▶ _DIRECTION_
Count up the lines in the following listing that hold the word "text", then give only that count.

[Records from a data collection]
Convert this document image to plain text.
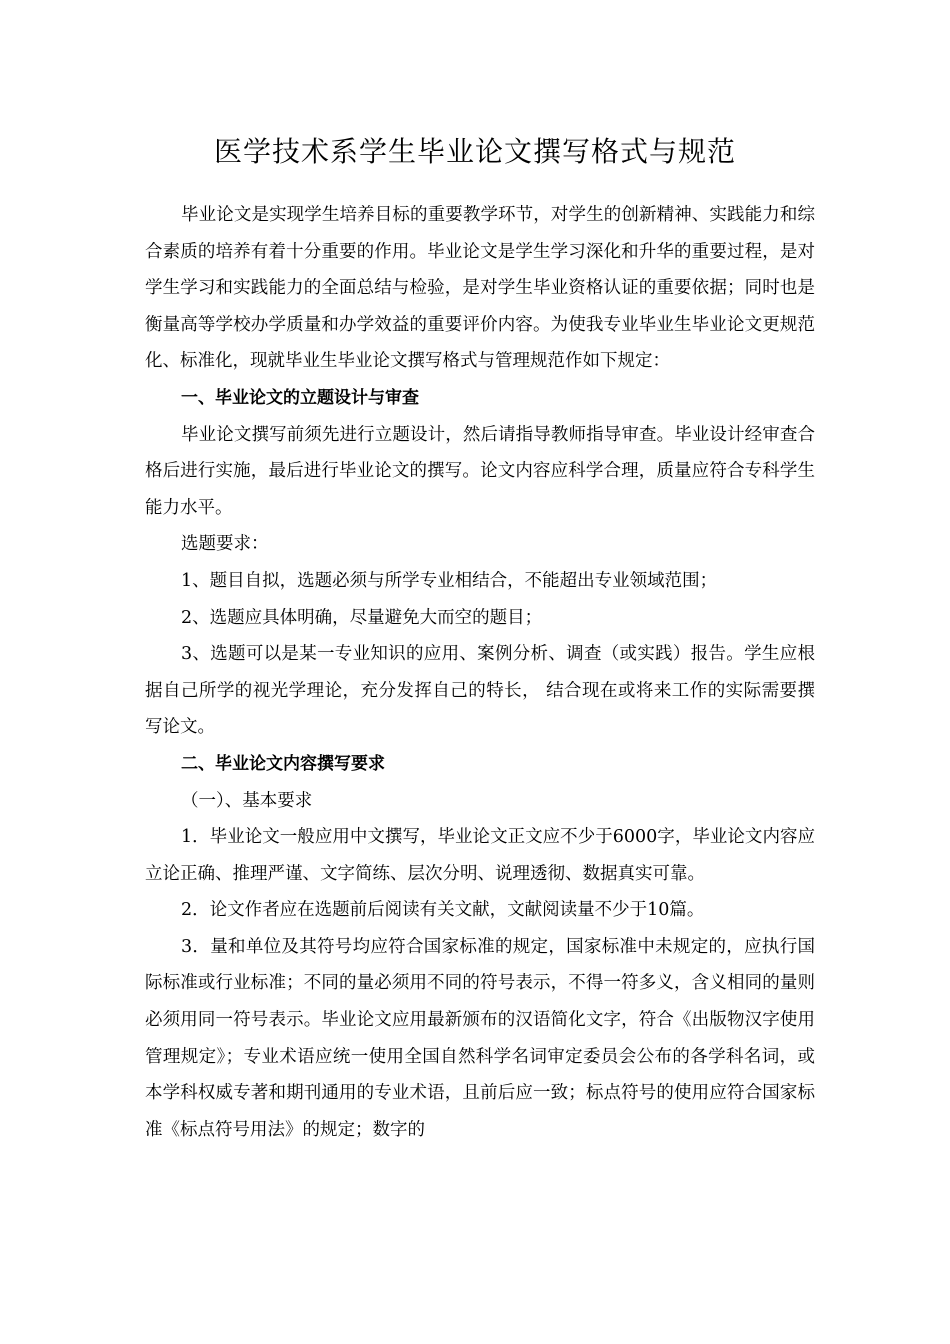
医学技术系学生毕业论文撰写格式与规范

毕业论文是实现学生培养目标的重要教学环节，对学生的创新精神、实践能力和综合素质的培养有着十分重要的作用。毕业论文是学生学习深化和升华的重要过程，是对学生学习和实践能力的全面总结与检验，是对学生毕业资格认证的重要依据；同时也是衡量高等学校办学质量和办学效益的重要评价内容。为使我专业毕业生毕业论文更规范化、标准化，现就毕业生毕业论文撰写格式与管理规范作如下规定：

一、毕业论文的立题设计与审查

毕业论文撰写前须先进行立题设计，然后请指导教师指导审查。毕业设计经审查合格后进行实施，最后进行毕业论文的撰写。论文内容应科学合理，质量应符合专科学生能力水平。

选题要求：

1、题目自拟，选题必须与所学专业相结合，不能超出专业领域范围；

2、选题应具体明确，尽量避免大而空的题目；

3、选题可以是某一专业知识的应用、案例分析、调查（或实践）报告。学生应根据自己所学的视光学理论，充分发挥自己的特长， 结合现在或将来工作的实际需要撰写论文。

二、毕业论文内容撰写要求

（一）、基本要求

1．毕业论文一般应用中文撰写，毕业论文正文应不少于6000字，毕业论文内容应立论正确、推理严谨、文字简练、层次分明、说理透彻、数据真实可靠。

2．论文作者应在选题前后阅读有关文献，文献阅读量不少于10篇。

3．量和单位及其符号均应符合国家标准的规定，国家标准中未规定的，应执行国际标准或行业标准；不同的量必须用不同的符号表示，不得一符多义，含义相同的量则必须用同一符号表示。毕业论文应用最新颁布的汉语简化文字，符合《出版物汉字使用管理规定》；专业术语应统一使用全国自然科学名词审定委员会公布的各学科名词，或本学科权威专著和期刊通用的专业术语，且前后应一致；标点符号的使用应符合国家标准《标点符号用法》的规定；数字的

--

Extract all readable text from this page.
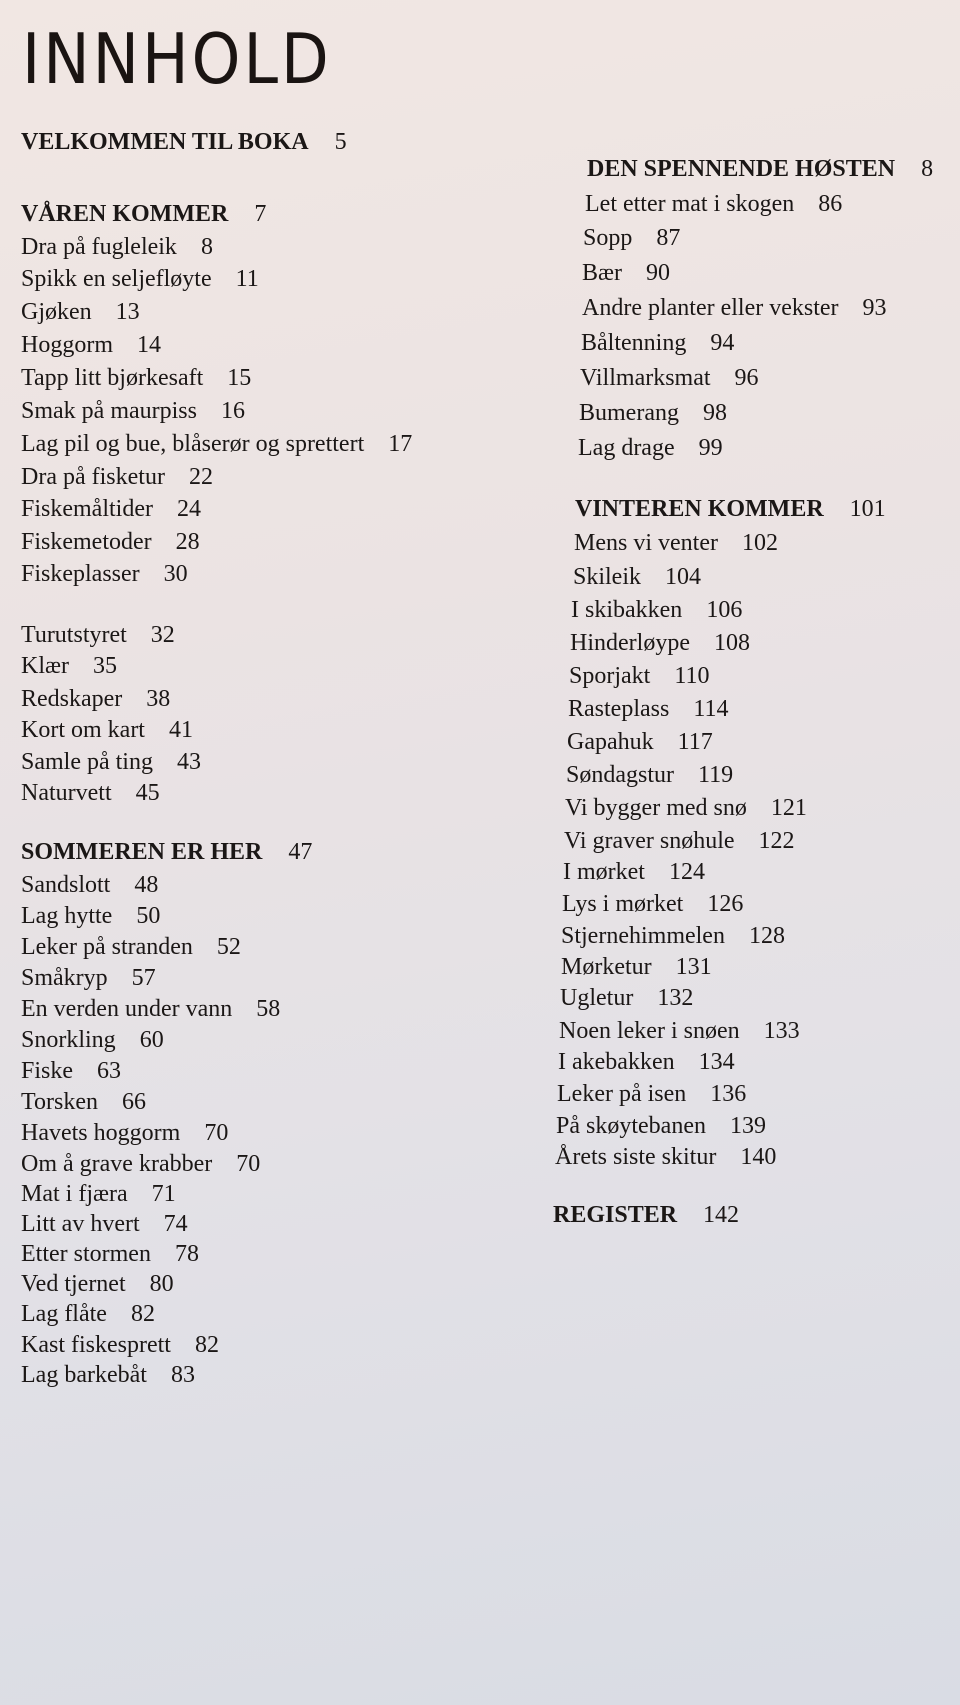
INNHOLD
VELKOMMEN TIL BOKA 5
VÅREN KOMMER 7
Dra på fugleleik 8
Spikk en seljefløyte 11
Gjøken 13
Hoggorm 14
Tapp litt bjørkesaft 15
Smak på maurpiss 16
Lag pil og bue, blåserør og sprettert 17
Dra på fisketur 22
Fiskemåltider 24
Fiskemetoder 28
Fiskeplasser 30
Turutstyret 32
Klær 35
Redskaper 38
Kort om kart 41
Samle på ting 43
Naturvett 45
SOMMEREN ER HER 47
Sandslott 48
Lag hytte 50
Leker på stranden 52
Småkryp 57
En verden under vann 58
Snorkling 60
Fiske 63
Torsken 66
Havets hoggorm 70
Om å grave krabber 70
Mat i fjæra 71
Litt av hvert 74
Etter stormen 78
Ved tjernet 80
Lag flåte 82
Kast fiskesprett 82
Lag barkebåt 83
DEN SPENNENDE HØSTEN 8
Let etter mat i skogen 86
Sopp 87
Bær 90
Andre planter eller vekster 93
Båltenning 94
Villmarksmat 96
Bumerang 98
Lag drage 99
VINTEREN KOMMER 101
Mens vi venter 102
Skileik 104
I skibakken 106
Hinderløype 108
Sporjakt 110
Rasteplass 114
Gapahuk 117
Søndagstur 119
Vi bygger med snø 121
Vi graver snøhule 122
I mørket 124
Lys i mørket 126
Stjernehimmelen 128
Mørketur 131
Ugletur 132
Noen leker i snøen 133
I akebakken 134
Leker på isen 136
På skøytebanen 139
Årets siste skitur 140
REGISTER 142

==

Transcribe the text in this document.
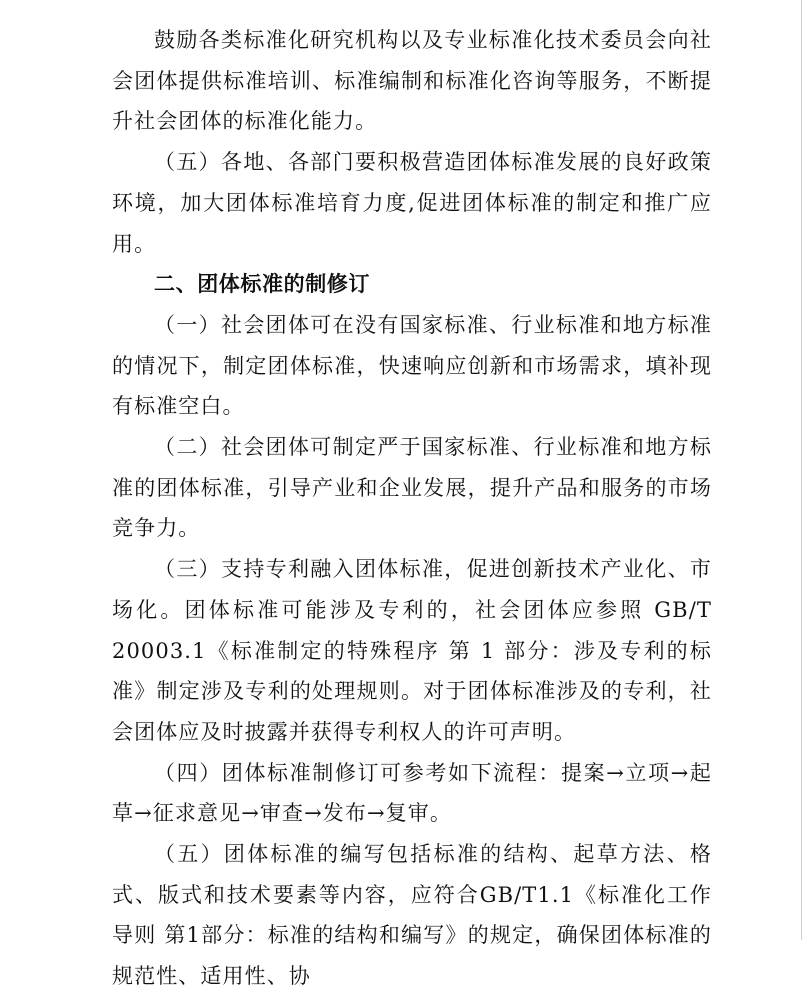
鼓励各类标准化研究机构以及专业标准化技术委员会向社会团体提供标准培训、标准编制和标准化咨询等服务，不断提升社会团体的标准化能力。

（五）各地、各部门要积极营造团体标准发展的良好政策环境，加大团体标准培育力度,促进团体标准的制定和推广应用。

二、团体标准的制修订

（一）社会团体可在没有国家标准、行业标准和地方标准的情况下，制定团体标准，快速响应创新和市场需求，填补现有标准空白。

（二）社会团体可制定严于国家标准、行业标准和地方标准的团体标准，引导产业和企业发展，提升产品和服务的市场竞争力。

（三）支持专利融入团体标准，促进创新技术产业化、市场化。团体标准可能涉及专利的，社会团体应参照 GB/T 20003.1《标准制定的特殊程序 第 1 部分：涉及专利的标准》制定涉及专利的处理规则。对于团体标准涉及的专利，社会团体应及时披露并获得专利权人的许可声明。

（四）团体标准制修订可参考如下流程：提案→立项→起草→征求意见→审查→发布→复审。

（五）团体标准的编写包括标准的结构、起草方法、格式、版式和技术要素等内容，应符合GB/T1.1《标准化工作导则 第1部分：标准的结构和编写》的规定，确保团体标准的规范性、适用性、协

▶ _SOLUTION FOR THIS PROBLEM_
3